◆ **What you will do**
Lines in the listing below that include the word "structured" need to be copied.

┄┄┄┄┄┄

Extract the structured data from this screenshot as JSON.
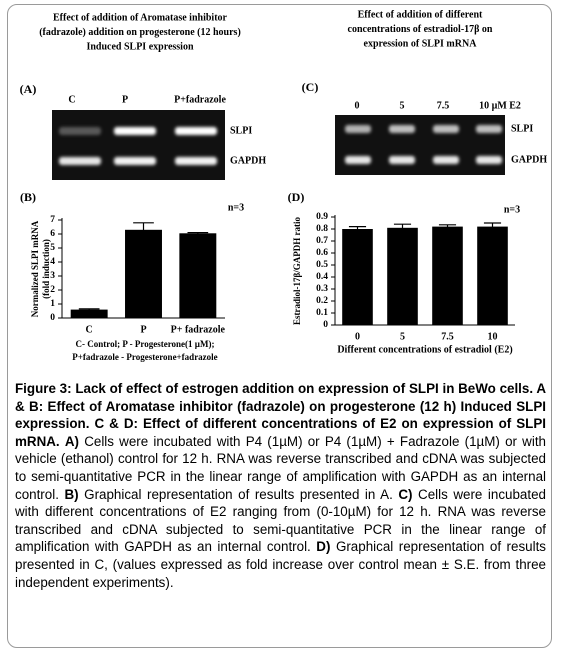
{
  "gels": [
    {
      "label": "(A)",
      "title": [
        "Effect of  addition of Aromatase inhibitor",
        "(fadrazole) addition on progesterone (12 hours)",
        "Induced SLPI expression"
      ],
      "lanes": [
        "C",
        "P",
        "P+fadrazole"
      ],
      "bands": [
        "SLPI",
        "GAPDH"
      ]
    },
    {
      "label": "(C)",
      "title": [
        "Effect of addition of different",
        "concentrations of estradiol-17β on",
        "expression of SLPI mRNA"
      ],
      "lanes": [
        "0",
        "5",
        "7.5",
        "10 µM E2"
      ],
      "bands": [
        "SLPI",
        "GAPDH"
      ]
    }
  ],
  "chart_data": [
    {
      "type": "bar",
      "label": "(B)",
      "note": "n=3",
      "ylabel": [
        "Normalized SLPI mRNA",
        "(fold induction)"
      ],
      "categories": [
        "C",
        "P",
        "P+ fadrazole"
      ],
      "values": [
        0.6,
        6.3,
        6.05
      ],
      "errors": [
        0.05,
        0.5,
        0.05
      ],
      "color": "#000000",
      "ylim": [
        0,
        7
      ],
      "yticks": [
        0,
        1,
        2,
        3,
        4,
        5,
        6,
        7
      ],
      "notes": [
        "C-  Control;  P  -  Progesterone(1  µM);",
        "P+fadrazole   - Progesterone+fadrazole"
      ]
    },
    {
      "type": "bar",
      "label": "(D)",
      "note": "n=3",
      "ylabel": [
        "Estradiol-17β/GAPDH ratio"
      ],
      "xlabel": "Different concentrations of estradiol (E2)",
      "categories": [
        "0",
        "5",
        "7.5",
        "10"
      ],
      "values": [
        0.8,
        0.81,
        0.82,
        0.82
      ],
      "errors": [
        0.02,
        0.03,
        0.015,
        0.03
      ],
      "color": "#000000",
      "ylim": [
        0,
        0.9
      ],
      "yticks": [
        0,
        0.1,
        0.2,
        0.3,
        0.4,
        0.5,
        0.6,
        0.7,
        0.8,
        0.9
      ]
    }
  ],
  "caption": {
    "heading": "Figure 3: Lack of effect of estrogen addition on expression of SLPI in BeWo cells. A & B: Effect of Aromatase inhibitor (fadrazole) on progesterone (12 h) Induced SLPI expression. C & D: Effect of different concentrations of E2 on expression of SLPI mRNA.",
    "items": [
      {
        "label": "A)",
        "text": "Cells were incubated with P4 (1µM) or P4 (1µM) + Fadrazole (1µM) or with vehicle (ethanol) control for 12 h. RNA was reverse transcribed and cDNA was subjected to semi-quantitative PCR in the linear range of amplification with GAPDH as an internal control."
      },
      {
        "label": "B)",
        "text": "Graphical representation of results presented in A."
      },
      {
        "label": "C)",
        "text": "Cells were incubated with different concentrations of E2 ranging from (0-10µM) for 12 h. RNA was reverse transcribed and cDNA subjected to semi-quantitative PCR in the linear range of amplification with GAPDH as an internal control."
      },
      {
        "label": "D)",
        "text": "Graphical representation of results presented in C, (values expressed as fold increase over control mean ± S.E. from three independent experiments)."
      }
    ]
  }
}
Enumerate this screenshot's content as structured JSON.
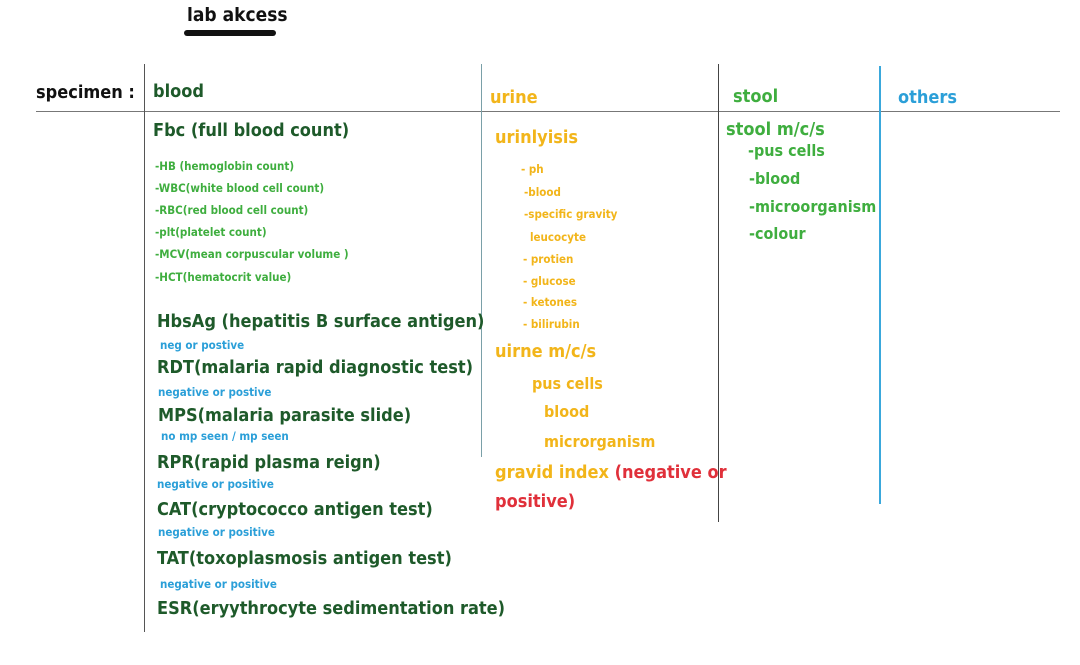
{
  "title": "lab akcess",
  "specimen_label": "specimen  :",
  "columns": {
    "blood": "blood",
    "urine": "urine",
    "stool": "stool",
    "others": "others"
  },
  "blood": {
    "fbc_heading": "Fbc (full blood count)",
    "fbc_items": [
      "-HB (hemoglobin count)",
      "-WBC(white blood cell count)",
      "-RBC(red blood cell count)",
      "-plt(platelet count)",
      "-MCV(mean corpuscular volume )",
      "-HCT(hematocrit value)"
    ],
    "tests": [
      {
        "name": "HbsAg (hepatitis B surface antigen)",
        "result": "neg or postive"
      },
      {
        "name": "RDT(malaria rapid diagnostic test)",
        "result": "negative or postive"
      },
      {
        "name": "MPS(malaria parasite slide)",
        "result": "no mp seen / mp seen"
      },
      {
        "name": "RPR(rapid plasma reign)",
        "result": "negative or positive"
      },
      {
        "name": "CAT(cryptococco antigen test)",
        "result": "negative or positive"
      },
      {
        "name": "TAT(toxoplasmosis antigen test)",
        "result": "negative or positive"
      },
      {
        "name": "ESR(eryythrocyte sedimentation rate)",
        "result": ""
      }
    ]
  },
  "urine": {
    "urinalysis_heading": "urinlyisis",
    "urinalysis_items": [
      "- ph",
      "-blood",
      "-specific gravity",
      "leucocyte",
      "- protien",
      "- glucose",
      "- ketones",
      "- bilirubin"
    ],
    "mcs_heading": "uirne m/c/s",
    "mcs_items": [
      "pus cells",
      "blood",
      "microrganism"
    ],
    "gravid_label": "gravid index",
    "gravid_result_1": "(negative or",
    "gravid_result_2": "positive)"
  },
  "stool": {
    "heading": "stool m/c/s",
    "items": [
      "-pus cells",
      "-blood",
      "-microorganism",
      "-colour"
    ]
  },
  "colors": {
    "dark_green": "#1e5a2a",
    "light_green": "#3fae3f",
    "orange": "#f2b51a",
    "red": "#e0303a",
    "blue": "#2b9fd8",
    "black": "#111111"
  }
}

┄┄┄┄┄┄

◆ **Your solution**
Extract the structured data from this screenshot as JSON.
Enumerate this screenshot's content as structured JSON.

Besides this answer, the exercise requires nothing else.